▶ [Written instruction]
Write out the material exactly, leaving every picture behind.

▶ [Stored data]

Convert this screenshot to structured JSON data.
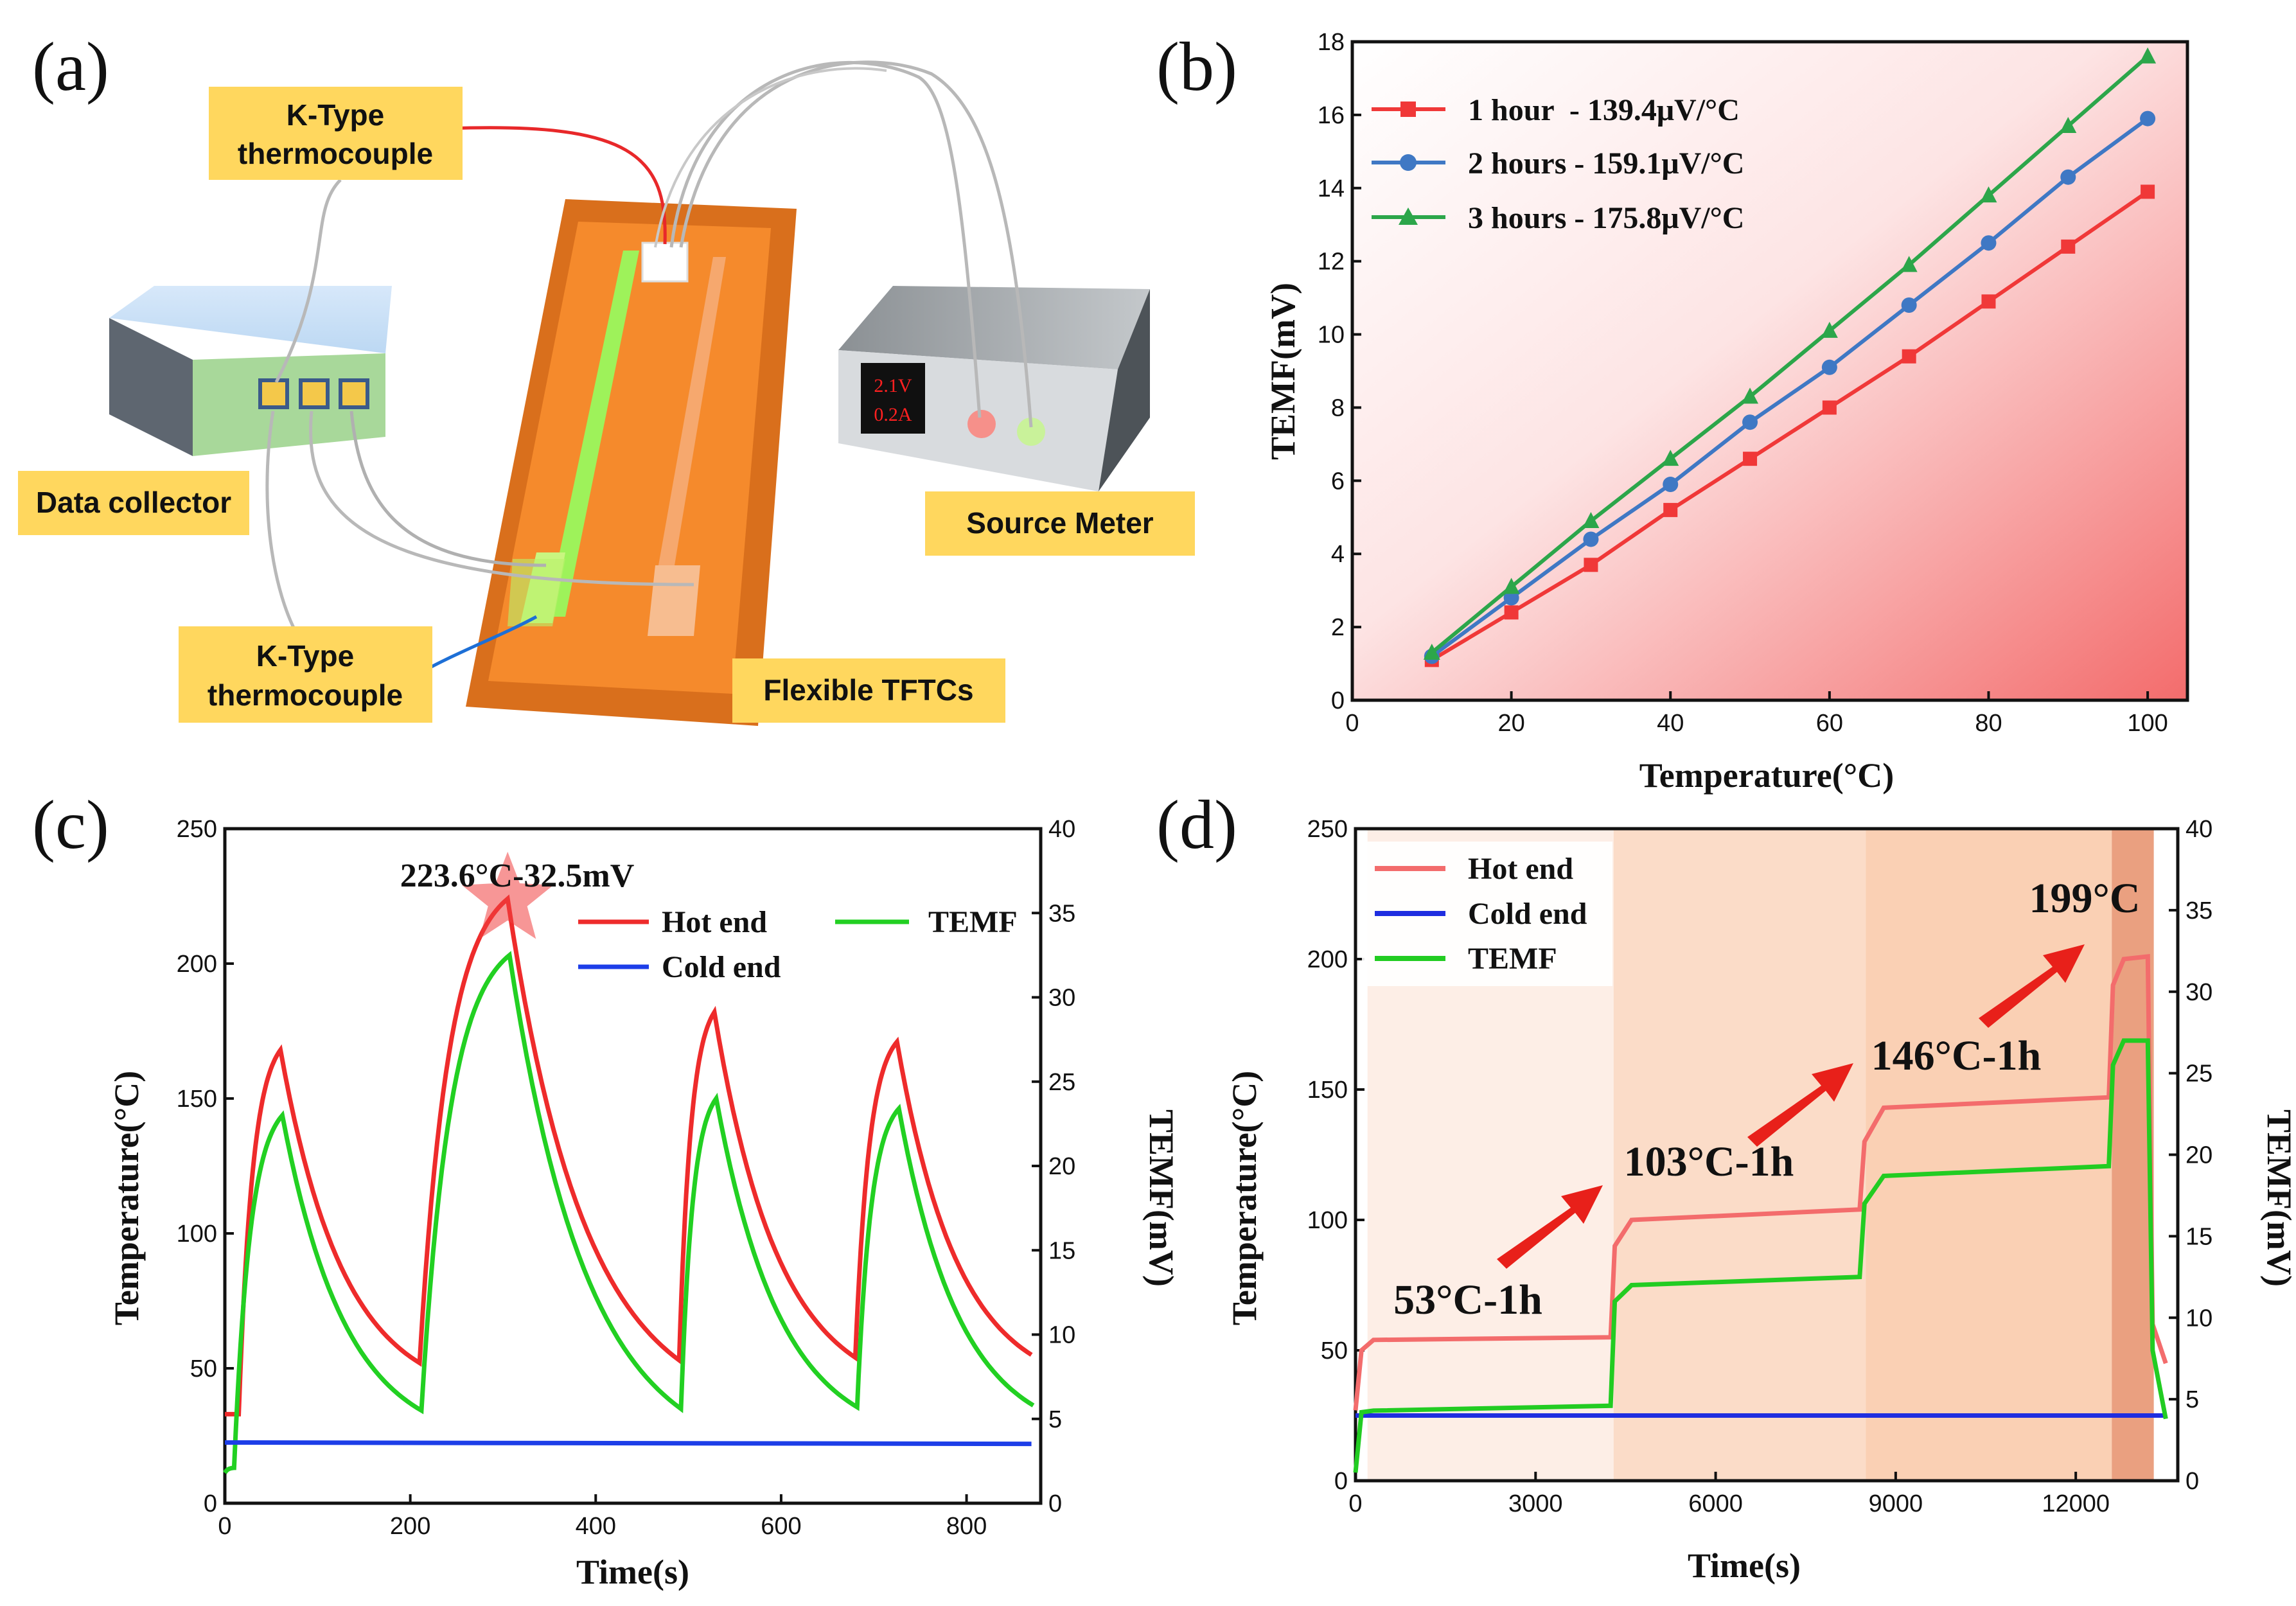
{
  "panels": {
    "a": "(a)",
    "b": "(b)",
    "c": "(c)",
    "d": "(d)"
  },
  "schematic": {
    "labels": {
      "thermocouple_top": [
        "K-Type",
        "thermocouple"
      ],
      "data_collector": "Data collector",
      "thermocouple_bottom": [
        "K-Type",
        "thermocouple"
      ],
      "source_meter": "Source Meter",
      "flexible_tftcs": "Flexible TFTCs"
    },
    "meter_display": [
      "2.1V",
      "0.2A"
    ],
    "colors": {
      "label_box": "#ffd75e",
      "substrate": "#f58a2c",
      "green_leg": "#9ef25a",
      "red_wire": "#e8282a",
      "blue_wire": "#1d6fd6"
    }
  },
  "chart_data": [
    {
      "panel": "b",
      "type": "line",
      "xlabel": "Temperature(°C)",
      "ylabel": "TEMF(mV)",
      "xlim": [
        0,
        105
      ],
      "ylim": [
        0,
        18
      ],
      "xticks": [
        0,
        20,
        40,
        60,
        80,
        100
      ],
      "yticks": [
        0,
        2,
        4,
        6,
        8,
        10,
        12,
        14,
        16,
        18
      ],
      "legend_position": "top-left",
      "grid": false,
      "x": [
        10,
        20,
        30,
        40,
        50,
        60,
        70,
        80,
        90,
        100
      ],
      "series": [
        {
          "name": "1 hour  - 139.4μV/°C",
          "color": "#f03838",
          "marker": "square",
          "values": [
            1.1,
            2.4,
            3.7,
            5.2,
            6.6,
            8.0,
            9.4,
            10.9,
            12.4,
            13.9
          ]
        },
        {
          "name": "2 hours - 159.1μV/°C",
          "color": "#3f78c4",
          "marker": "circle",
          "values": [
            1.2,
            2.8,
            4.4,
            5.9,
            7.6,
            9.1,
            10.8,
            12.5,
            14.3,
            15.9
          ]
        },
        {
          "name": "3 hours - 175.8μV/°C",
          "color": "#2ca64a",
          "marker": "triangle",
          "values": [
            1.3,
            3.1,
            4.9,
            6.6,
            8.3,
            10.1,
            11.9,
            13.8,
            15.7,
            17.6
          ]
        }
      ]
    },
    {
      "panel": "c",
      "type": "line",
      "xlabel": "Time(s)",
      "ylabel": "Temperature(°C)",
      "ylabel_right": "TEMF(mV)",
      "xlim": [
        0,
        880
      ],
      "ylim": [
        0,
        250
      ],
      "ylim_right": [
        0,
        40
      ],
      "xticks": [
        0,
        200,
        400,
        600,
        800
      ],
      "yticks": [
        0,
        50,
        100,
        150,
        200,
        250
      ],
      "yticks_right": [
        0,
        5,
        10,
        15,
        20,
        25,
        30,
        35,
        40
      ],
      "annotation": "223.6°C-32.5mV",
      "annotation_point": [
        305,
        223.6
      ],
      "legend_position": "top-right",
      "series": [
        {
          "name": "Hot end",
          "color": "#ee2b2b",
          "axis": "left",
          "x": [
            0,
            15,
            60,
            210,
            305,
            490,
            528,
            680,
            725,
            870
          ],
          "values": [
            33,
            33,
            168,
            52,
            224,
            53,
            182,
            54,
            171,
            55
          ]
        },
        {
          "name": "TEMF",
          "color": "#22d022",
          "axis": "right",
          "x": [
            0,
            10,
            62,
            212,
            307,
            492,
            530,
            682,
            727,
            872
          ],
          "values": [
            1.8,
            2.1,
            23.0,
            5.5,
            32.5,
            5.6,
            24.0,
            5.7,
            23.4,
            5.8
          ]
        },
        {
          "name": "Cold end",
          "color": "#1d3ee8",
          "axis": "left",
          "x": [
            0,
            870
          ],
          "values": [
            22.5,
            22.0
          ]
        }
      ]
    },
    {
      "panel": "d",
      "type": "line",
      "xlabel": "Time(s)",
      "ylabel": "Temperature(°C)",
      "ylabel_right": "TEMF(mV)",
      "xlim": [
        0,
        13700
      ],
      "ylim": [
        0,
        250
      ],
      "ylim_right": [
        0,
        40
      ],
      "xticks": [
        0,
        3000,
        6000,
        9000,
        12000
      ],
      "yticks": [
        0,
        50,
        100,
        150,
        200,
        250
      ],
      "yticks_right": [
        0,
        5,
        10,
        15,
        20,
        25,
        30,
        35,
        40
      ],
      "legend_position": "top-left",
      "annotations": [
        "53°C-1h",
        "103°C-1h",
        "146°C-1h",
        "199°C"
      ],
      "shaded_stages": [
        {
          "x": [
            200,
            4300
          ],
          "color": "#fdeee6"
        },
        {
          "x": [
            4300,
            8500
          ],
          "color": "#fbdcc8"
        },
        {
          "x": [
            8500,
            12600
          ],
          "color": "#fad0b4"
        },
        {
          "x": [
            12600,
            13300
          ],
          "color": "#eaa080"
        }
      ],
      "series": [
        {
          "name": "Hot end",
          "color": "#f36c6c",
          "axis": "left",
          "x": [
            0,
            100,
            300,
            4250,
            4320,
            4600,
            8400,
            8480,
            8800,
            12550,
            12620,
            12800,
            13200,
            13280,
            13500
          ],
          "values": [
            27,
            50,
            54,
            55,
            90,
            100,
            104,
            130,
            143,
            147,
            190,
            200,
            201,
            60,
            45
          ]
        },
        {
          "name": "Cold end",
          "color": "#1f2ee0",
          "axis": "left",
          "x": [
            0,
            13500
          ],
          "values": [
            25,
            25
          ]
        },
        {
          "name": "TEMF",
          "color": "#22cc22",
          "axis": "right",
          "x": [
            0,
            100,
            300,
            4250,
            4320,
            4600,
            8400,
            8480,
            8800,
            12550,
            12620,
            12800,
            13200,
            13280,
            13500
          ],
          "values": [
            0.5,
            4.2,
            4.3,
            4.6,
            11.0,
            12.0,
            12.5,
            17.0,
            18.7,
            19.3,
            25.5,
            27.0,
            27.0,
            8.0,
            3.8
          ]
        }
      ]
    }
  ]
}
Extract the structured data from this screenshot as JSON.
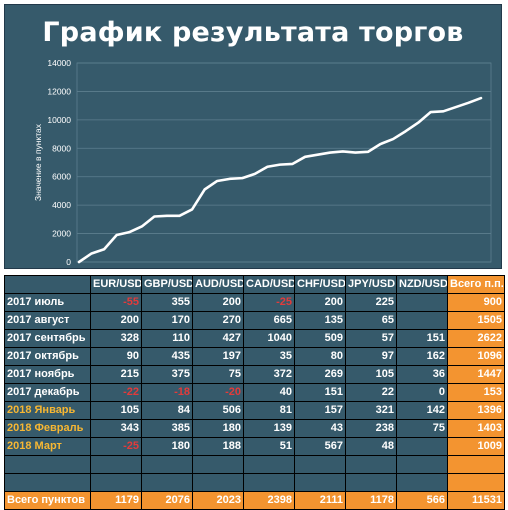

▶ [Output for this task]
Convert this screenshot to structured JSON data.
{
  "panels": {
    "a": "(a)",
    "b": "(b)",
    "c": "(c)",
    "d": "(d)"
  },
  "schematic": {
    "labels": {
      "thermocouple_top": [
        "K-Type",
        "thermocouple"
      ],
      "data_collector": "Data collector",
      "thermocouple_bottom": [
        "K-Type",
        "thermocouple"
      ],
      "source_meter": "Source Meter",
      "flexible_tftcs": "Flexible TFTCs"
    },
    "meter_display": [
      "2.1V",
      "0.2A"
    ],
    "colors": {
      "label_box": "#ffd75e",
      "substrate": "#f58a2c",
      "green_leg": "#9ef25a",
      "red_wire": "#e8282a",
      "blue_wire": "#1d6fd6"
    }
  },
  "chart_data": [
    {
      "panel": "b",
      "type": "line",
      "xlabel": "Temperature(°C)",
      "ylabel": "TEMF(mV)",
      "xlim": [
        0,
        105
      ],
      "ylim": [
        0,
        18
      ],
      "xticks": [
        0,
        20,
        40,
        60,
        80,
        100
      ],
      "yticks": [
        0,
        2,
        4,
        6,
        8,
        10,
        12,
        14,
        16,
        18
      ],
      "legend_position": "top-left",
      "grid": false,
      "x": [
        10,
        20,
        30,
        40,
        50,
        60,
        70,
        80,
        90,
        100
      ],
      "series": [
        {
          "name": "1 hour  - 139.4μV/°C",
          "color": "#f03838",
          "marker": "square",
          "values": [
            1.1,
            2.4,
            3.7,
            5.2,
            6.6,
            8.0,
            9.4,
            10.9,
            12.4,
            13.9
          ]
        },
        {
          "name": "2 hours - 159.1μV/°C",
          "color": "#3f78c4",
          "marker": "circle",
          "values": [
            1.2,
            2.8,
            4.4,
            5.9,
            7.6,
            9.1,
            10.8,
            12.5,
            14.3,
            15.9
          ]
        },
        {
          "name": "3 hours - 175.8μV/°C",
          "color": "#2ca64a",
          "marker": "triangle",
          "values": [
            1.3,
            3.1,
            4.9,
            6.6,
            8.3,
            10.1,
            11.9,
            13.8,
            15.7,
            17.6
          ]
        }
      ]
    },
    {
      "panel": "c",
      "type": "line",
      "xlabel": "Time(s)",
      "ylabel": "Temperature(°C)",
      "ylabel_right": "TEMF(mV)",
      "xlim": [
        0,
        880
      ],
      "ylim": [
        0,
        250
      ],
      "ylim_right": [
        0,
        40
      ],
      "xticks": [
        0,
        200,
        400,
        600,
        800
      ],
      "yticks": [
        0,
        50,
        100,
        150,
        200,
        250
      ],
      "yticks_right": [
        0,
        5,
        10,
        15,
        20,
        25,
        30,
        35,
        40
      ],
      "annotation": "223.6°C-32.5mV",
      "annotation_point": [
        305,
        223.6
      ],
      "legend_position": "top-right",
      "series": [
        {
          "name": "Hot end",
          "color": "#ee2b2b",
          "axis": "left",
          "x": [
            0,
            15,
            60,
            210,
            305,
            490,
            528,
            680,
            725,
            870
          ],
          "values": [
            33,
            33,
            168,
            52,
            224,
            53,
            182,
            54,
            171,
            55
          ]
        },
        {
          "name": "TEMF",
          "color": "#22d022",
          "axis": "right",
          "x": [
            0,
            10,
            62,
            212,
            307,
            492,
            530,
            682,
            727,
            872
          ],
          "values": [
            1.8,
            2.1,
            23.0,
            5.5,
            32.5,
            5.6,
            24.0,
            5.7,
            23.4,
            5.8
          ]
        },
        {
          "name": "Cold end",
          "color": "#1d3ee8",
          "axis": "left",
          "x": [
            0,
            870
          ],
          "values": [
            22.5,
            22.0
          ]
        }
      ]
    },
    {
      "panel": "d",
      "type": "line",
      "xlabel": "Time(s)",
      "ylabel": "Temperature(°C)",
      "ylabel_right": "TEMF(mV)",
      "xlim": [
        0,
        13700
      ],
      "ylim": [
        0,
        250
      ],
      "ylim_right": [
        0,
        40
      ],
      "xticks": [
        0,
        3000,
        6000,
        9000,
        12000
      ],
      "yticks": [
        0,
        50,
        100,
        150,
        200,
        250
      ],
      "yticks_right": [
        0,
        5,
        10,
        15,
        20,
        25,
        30,
        35,
        40
      ],
      "legend_position": "top-left",
      "annotations": [
        "53°C-1h",
        "103°C-1h",
        "146°C-1h",
        "199°C"
      ],
      "shaded_stages": [
        {
          "x": [
            200,
            4300
          ],
          "color": "#fdeee6"
        },
        {
          "x": [
            4300,
            8500
          ],
          "color": "#fbdcc8"
        },
        {
          "x": [
            8500,
            12600
          ],
          "color": "#fad0b4"
        },
        {
          "x": [
            12600,
            13300
          ],
          "color": "#eaa080"
        }
      ],
      "series": [
        {
          "name": "Hot end",
          "color": "#f36c6c",
          "axis": "left",
          "x": [
            0,
            100,
            300,
            4250,
            4320,
            4600,
            8400,
            8480,
            8800,
            12550,
            12620,
            12800,
            13200,
            13280,
            13500
          ],
          "values": [
            27,
            50,
            54,
            55,
            90,
            100,
            104,
            130,
            143,
            147,
            190,
            200,
            201,
            60,
            45
          ]
        },
        {
          "name": "Cold end",
          "color": "#1f2ee0",
          "axis": "left",
          "x": [
            0,
            13500
          ],
          "values": [
            25,
            25
          ]
        },
        {
          "name": "TEMF",
          "color": "#22cc22",
          "axis": "right",
          "x": [
            0,
            100,
            300,
            4250,
            4320,
            4600,
            8400,
            8480,
            8800,
            12550,
            12620,
            12800,
            13200,
            13280,
            13500
          ],
          "values": [
            0.5,
            4.2,
            4.3,
            4.6,
            11.0,
            12.0,
            12.5,
            17.0,
            18.7,
            19.3,
            25.5,
            27.0,
            27.0,
            8.0,
            3.8
          ]
        }
      ]
    }
  ]
}
Extract the structured data from this screenshot as JSON.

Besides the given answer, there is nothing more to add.